▶ **Excerpt**:
--

To keep a team, sometimes the stadium makes the difference. The problem, though, is who is going to pay. For the San Diego Chargers, the price tag would be an $800 million sports facility with the city absorbing 65% of the total. On a November 2012 ballot, the voters will be able to approve or reject the project.

Meanwhile, hoping to fill the void created by the departure of the Raiders and the Rams, a privately owned sports conglomerate says it will raise $1.2 trillion for a new Los Angeles sports arena.  Then, the Chargers could decide to move to LA.

Privately financed stadiums. A free lunch for the taxpayer? Not really.

One Harvard urban planning scholar tells us that even when a stadium is privately paid for like the NJ Meadowlands (where the Jets and the Giants play), Gillette Stadium (home of the New England Patriots) or FEdEx Field (the Washington Redskins), still we pay. Usually, a municipality inexpensively provides the land for as little as $1, develops transportation arteries to the new facility, gives tax breaks, and even agrees to subsidize ticket revenue if it falls beneath a certain total. Adding up all the extras, a “free” stadium might cost us many millions in outlays and forgone taxes.

In a past post, here, we looked at several unaffordable publicly financed sport facility projects.

--

Items drawn from a data source
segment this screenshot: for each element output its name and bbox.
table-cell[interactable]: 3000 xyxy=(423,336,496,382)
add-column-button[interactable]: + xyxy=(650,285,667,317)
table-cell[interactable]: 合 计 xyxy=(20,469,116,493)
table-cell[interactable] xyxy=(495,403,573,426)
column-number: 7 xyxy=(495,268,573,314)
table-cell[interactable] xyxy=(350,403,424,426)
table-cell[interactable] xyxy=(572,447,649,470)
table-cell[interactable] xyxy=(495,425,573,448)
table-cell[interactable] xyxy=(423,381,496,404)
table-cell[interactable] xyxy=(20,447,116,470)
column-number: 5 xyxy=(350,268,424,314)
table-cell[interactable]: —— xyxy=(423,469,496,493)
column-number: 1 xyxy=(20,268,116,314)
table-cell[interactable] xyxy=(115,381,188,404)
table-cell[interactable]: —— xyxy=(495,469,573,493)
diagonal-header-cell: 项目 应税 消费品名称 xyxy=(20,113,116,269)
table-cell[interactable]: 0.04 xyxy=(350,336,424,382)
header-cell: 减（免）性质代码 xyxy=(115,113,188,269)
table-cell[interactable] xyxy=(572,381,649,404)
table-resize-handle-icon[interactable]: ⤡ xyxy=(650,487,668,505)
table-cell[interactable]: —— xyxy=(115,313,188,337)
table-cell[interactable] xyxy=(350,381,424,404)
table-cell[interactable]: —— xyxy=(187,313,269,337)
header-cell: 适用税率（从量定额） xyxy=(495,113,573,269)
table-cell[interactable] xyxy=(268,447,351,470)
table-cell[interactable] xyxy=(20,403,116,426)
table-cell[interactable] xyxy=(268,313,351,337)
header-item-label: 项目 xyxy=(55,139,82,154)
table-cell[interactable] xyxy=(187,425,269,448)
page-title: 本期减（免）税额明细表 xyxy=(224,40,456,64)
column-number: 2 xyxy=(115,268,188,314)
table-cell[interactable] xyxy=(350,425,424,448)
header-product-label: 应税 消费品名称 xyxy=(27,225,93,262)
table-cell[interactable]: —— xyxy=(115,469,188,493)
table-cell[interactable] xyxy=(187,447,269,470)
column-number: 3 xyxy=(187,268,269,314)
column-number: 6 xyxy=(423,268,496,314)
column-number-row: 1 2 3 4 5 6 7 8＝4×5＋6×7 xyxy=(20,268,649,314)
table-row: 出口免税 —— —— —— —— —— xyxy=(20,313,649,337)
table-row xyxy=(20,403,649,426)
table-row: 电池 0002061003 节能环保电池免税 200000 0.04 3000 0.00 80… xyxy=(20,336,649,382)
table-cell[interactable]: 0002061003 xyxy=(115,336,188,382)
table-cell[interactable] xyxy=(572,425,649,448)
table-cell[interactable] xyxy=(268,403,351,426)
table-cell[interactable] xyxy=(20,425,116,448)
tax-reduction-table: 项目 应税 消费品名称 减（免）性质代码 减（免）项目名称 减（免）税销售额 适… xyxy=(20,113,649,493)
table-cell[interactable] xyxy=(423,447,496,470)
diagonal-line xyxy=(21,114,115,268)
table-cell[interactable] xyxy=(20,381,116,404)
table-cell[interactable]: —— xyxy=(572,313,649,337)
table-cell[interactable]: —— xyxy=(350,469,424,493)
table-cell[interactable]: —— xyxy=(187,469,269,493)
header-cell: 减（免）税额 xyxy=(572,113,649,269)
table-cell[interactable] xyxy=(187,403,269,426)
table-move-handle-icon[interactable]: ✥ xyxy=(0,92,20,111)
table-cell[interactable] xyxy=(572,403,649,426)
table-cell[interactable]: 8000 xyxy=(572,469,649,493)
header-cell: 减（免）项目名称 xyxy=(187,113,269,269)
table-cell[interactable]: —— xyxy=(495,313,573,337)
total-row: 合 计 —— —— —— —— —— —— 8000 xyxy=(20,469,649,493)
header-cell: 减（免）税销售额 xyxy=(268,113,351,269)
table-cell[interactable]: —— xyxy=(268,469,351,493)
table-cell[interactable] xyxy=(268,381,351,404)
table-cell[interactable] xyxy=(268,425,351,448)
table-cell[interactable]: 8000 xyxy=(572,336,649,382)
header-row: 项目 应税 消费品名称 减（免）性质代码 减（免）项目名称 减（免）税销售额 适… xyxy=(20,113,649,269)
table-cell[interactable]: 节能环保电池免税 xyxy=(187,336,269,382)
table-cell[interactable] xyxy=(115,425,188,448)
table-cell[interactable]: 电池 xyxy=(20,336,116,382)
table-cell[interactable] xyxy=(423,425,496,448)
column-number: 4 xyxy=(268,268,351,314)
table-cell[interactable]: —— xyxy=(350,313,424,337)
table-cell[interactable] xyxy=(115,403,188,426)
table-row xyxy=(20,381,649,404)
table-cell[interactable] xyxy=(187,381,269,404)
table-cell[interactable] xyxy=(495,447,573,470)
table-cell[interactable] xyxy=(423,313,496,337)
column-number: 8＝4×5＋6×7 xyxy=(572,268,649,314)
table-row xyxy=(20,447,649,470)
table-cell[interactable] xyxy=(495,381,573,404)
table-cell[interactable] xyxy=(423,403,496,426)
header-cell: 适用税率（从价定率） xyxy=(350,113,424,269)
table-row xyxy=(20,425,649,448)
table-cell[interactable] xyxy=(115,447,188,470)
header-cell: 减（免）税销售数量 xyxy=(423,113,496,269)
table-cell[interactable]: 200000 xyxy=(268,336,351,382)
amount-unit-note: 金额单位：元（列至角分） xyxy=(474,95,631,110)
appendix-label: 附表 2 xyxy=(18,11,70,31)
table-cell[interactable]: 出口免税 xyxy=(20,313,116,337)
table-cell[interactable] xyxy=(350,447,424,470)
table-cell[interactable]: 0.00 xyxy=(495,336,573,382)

--

▶ **Requests**:
1. Transcribe a passage from the stadium financing excerpt, beginning at the words "Privately financed stadiums." and stopping after the words "sport facility projects.".
2. In the stadium financing excerpt, what percentage of the $800 million Chargers facility would the city absorb?
The data is separate material and has no connection to the stadium financing excerpt.

▶ **Expected outputs**:
1.
Privately financed stadiums. A free lunch for the taxpayer? Not really.

One Harvard urban planning scholar tells us that even when a stadium is privately paid for like the NJ Meadowlands (where the Jets and the Giants play), Gillette Stadium (home of the New England Patriots) or FEdEx Field (the Washington Redskins), still we pay. Usually, a municipality inexpensively provides the land for as little as $1, develops transportation arteries to the new facility, gives tax breaks, and even agrees to subsidize ticket revenue if it falls beneath a certain total. Adding up all the extras, a “free” stadium might cost us many millions in outlays and forgone taxes.

In a past post, here, we looked at several unaffordable publicly financed sport facility projects.

2. 65%